■ **Your goal**: Which lines of the records contain "screenshot"? Collect every one of them.

## Start Data section

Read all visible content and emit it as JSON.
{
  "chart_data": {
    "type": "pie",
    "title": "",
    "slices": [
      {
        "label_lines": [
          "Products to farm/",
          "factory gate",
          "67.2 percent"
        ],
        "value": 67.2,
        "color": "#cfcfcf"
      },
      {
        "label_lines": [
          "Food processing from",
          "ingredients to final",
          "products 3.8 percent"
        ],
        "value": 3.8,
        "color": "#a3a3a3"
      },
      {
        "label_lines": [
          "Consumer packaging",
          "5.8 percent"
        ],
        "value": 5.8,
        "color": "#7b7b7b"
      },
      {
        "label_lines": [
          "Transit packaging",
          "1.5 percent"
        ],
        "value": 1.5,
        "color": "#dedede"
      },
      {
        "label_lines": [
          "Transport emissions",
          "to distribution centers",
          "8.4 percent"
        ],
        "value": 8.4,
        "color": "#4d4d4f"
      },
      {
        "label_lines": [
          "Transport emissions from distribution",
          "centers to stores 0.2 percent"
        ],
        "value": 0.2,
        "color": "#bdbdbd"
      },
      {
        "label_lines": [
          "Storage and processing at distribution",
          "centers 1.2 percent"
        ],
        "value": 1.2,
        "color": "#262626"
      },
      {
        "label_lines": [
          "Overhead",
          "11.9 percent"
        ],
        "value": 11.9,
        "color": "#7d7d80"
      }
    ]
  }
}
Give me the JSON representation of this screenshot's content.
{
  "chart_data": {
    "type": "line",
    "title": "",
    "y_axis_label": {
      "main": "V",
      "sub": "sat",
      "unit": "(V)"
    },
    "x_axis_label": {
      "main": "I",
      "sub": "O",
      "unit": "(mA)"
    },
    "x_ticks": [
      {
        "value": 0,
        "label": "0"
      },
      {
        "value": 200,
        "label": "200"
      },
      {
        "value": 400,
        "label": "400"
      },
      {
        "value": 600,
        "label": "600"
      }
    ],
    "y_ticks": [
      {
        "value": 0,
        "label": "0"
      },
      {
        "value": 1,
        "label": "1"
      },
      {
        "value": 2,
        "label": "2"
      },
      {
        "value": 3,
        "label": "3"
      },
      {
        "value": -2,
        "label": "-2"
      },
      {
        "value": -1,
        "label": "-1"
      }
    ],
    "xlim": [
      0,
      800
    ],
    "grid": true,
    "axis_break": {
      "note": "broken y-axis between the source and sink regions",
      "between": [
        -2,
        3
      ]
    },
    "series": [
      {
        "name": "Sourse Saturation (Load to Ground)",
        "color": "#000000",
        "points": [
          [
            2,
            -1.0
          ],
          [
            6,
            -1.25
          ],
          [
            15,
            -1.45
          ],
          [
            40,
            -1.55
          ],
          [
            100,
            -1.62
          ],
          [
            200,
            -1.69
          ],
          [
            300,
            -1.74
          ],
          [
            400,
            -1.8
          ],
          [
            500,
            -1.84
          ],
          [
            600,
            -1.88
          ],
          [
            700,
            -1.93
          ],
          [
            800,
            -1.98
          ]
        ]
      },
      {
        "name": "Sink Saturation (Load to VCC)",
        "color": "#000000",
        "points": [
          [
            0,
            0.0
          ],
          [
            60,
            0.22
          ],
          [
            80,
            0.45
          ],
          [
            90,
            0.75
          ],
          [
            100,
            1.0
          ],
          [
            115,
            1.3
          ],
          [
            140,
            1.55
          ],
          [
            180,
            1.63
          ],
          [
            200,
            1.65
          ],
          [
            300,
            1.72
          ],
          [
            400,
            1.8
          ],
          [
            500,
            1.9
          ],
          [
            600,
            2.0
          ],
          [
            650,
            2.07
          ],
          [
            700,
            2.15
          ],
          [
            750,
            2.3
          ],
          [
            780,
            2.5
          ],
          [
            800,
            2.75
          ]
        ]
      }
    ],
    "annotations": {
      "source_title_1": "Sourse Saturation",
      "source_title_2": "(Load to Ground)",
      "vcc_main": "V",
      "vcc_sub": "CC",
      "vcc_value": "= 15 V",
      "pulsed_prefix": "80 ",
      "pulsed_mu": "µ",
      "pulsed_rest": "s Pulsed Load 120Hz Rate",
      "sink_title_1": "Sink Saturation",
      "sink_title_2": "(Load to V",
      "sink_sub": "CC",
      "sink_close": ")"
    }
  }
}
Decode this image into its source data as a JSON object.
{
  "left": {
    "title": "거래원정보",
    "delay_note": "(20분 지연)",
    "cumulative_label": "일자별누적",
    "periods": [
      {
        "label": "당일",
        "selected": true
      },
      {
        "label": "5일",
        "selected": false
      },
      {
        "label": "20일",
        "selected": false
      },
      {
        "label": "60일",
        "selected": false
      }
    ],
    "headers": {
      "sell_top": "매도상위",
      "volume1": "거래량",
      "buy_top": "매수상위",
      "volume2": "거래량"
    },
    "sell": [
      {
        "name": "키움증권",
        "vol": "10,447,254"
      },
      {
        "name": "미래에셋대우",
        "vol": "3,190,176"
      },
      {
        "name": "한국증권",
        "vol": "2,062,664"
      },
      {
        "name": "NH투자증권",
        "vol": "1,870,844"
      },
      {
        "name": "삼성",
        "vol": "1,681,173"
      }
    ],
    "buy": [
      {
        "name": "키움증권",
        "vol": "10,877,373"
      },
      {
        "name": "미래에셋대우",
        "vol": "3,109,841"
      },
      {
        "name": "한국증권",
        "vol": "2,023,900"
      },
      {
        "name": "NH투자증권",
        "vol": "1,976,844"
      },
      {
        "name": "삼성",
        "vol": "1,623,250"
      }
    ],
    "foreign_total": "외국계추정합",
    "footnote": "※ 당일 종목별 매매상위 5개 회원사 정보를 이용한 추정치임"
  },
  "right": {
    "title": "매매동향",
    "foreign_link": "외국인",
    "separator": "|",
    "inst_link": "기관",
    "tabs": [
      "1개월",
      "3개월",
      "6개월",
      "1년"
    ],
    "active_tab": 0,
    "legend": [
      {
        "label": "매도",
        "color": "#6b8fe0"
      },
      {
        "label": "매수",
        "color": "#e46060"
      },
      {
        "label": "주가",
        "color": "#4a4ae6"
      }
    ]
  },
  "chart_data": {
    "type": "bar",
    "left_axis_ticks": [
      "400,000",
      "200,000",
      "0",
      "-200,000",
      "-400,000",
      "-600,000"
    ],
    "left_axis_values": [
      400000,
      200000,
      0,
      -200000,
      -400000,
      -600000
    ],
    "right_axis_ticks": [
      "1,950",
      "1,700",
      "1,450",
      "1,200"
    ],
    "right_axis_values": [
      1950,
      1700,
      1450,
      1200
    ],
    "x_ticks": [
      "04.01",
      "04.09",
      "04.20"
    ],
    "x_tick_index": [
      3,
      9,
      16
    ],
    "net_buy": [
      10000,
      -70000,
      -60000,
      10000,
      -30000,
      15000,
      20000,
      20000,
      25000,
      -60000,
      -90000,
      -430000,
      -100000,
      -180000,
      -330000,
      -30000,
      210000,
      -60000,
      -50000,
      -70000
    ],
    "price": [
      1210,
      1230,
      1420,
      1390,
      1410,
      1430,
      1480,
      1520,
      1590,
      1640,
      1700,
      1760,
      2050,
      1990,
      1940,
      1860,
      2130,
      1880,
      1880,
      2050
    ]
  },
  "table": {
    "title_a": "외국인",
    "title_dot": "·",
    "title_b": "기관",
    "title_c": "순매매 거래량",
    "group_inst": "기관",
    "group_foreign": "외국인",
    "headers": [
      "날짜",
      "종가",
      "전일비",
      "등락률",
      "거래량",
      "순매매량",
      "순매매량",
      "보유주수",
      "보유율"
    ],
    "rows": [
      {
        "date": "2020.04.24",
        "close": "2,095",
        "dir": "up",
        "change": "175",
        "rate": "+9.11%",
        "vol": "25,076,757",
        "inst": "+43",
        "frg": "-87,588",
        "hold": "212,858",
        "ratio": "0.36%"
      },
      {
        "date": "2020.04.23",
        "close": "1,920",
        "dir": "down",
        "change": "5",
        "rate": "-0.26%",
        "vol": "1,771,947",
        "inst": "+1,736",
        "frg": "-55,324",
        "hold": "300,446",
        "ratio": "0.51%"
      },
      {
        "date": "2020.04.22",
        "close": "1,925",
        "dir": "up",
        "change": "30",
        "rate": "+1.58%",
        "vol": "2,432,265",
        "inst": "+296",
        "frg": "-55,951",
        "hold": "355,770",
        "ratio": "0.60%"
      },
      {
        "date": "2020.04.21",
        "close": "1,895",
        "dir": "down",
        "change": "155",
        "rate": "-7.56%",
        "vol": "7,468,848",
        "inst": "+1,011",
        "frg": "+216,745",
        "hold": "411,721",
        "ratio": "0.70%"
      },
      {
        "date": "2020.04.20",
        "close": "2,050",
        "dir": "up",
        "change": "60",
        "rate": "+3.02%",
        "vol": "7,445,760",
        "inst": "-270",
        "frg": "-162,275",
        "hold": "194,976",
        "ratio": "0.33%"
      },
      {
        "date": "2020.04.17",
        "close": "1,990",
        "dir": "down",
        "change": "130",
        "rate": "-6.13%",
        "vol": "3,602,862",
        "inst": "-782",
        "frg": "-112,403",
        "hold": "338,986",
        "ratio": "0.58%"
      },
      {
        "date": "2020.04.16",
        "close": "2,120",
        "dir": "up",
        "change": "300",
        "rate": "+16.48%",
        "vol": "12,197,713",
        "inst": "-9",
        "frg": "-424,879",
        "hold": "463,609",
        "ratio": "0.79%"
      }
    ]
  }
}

## End Data section
## Start Data section

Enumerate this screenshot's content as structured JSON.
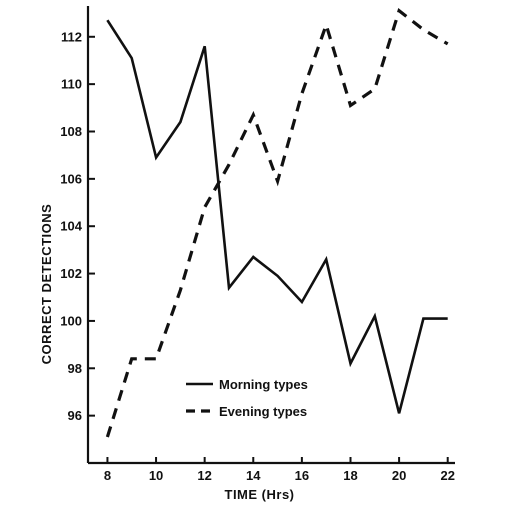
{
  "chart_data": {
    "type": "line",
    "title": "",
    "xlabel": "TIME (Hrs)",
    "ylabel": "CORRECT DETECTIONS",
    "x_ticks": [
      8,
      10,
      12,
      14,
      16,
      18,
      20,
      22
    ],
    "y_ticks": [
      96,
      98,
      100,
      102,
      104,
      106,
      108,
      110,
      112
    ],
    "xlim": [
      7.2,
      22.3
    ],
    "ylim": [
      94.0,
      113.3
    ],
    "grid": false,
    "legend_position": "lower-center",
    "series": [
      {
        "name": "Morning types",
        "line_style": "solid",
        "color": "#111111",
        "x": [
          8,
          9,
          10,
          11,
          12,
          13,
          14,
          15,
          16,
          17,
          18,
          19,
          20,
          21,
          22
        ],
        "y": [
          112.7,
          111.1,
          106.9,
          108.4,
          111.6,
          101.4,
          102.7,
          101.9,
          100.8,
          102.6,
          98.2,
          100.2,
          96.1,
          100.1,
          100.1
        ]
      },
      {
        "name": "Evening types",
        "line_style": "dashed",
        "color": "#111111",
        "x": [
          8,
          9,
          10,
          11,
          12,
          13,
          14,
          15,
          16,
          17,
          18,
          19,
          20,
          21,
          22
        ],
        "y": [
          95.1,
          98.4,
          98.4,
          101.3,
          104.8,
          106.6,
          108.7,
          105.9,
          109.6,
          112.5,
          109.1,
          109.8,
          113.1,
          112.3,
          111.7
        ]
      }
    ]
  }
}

## End Data section

■ **Response for this exercise**:
Give me the JSON representation of this screenshot's content.
Enumerate this screenshot's content as structured JSON.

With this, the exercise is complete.